**Directions for this task**
Beneath this task is a listing; retype all of it exactly.

**Data supplied**

++++++

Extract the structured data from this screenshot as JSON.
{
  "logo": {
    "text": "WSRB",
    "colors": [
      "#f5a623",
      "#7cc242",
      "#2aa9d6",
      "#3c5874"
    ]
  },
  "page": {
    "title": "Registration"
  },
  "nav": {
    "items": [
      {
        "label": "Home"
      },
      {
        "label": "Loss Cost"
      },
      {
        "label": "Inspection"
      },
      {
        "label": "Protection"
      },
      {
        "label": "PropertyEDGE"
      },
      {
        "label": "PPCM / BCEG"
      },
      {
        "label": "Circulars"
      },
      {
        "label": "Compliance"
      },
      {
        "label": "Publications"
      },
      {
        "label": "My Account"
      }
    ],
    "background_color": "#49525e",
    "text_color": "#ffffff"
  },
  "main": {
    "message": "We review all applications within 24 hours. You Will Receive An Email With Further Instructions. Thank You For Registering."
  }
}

++++++

**Complete answer**
Extract the structured data from this screenshot as JSON.
{
  "logo": {
    "text": "WSRB",
    "colors": [
      "#f5a623",
      "#7cc242",
      "#2aa9d6",
      "#3c5874"
    ]
  },
  "page": {
    "title": "Registration"
  },
  "nav": {
    "items": [
      {
        "label": "Home"
      },
      {
        "label": "Loss Cost"
      },
      {
        "label": "Inspection"
      },
      {
        "label": "Protection"
      },
      {
        "label": "PropertyEDGE"
      },
      {
        "label": "PPCM / BCEG"
      },
      {
        "label": "Circulars"
      },
      {
        "label": "Compliance"
      },
      {
        "label": "Publications"
      },
      {
        "label": "My Account"
      }
    ],
    "background_color": "#49525e",
    "text_color": "#ffffff"
  },
  "main": {
    "message": "We review all applications within 24 hours. You Will Receive An Email With Further Instructions. Thank You For Registering."
  }
}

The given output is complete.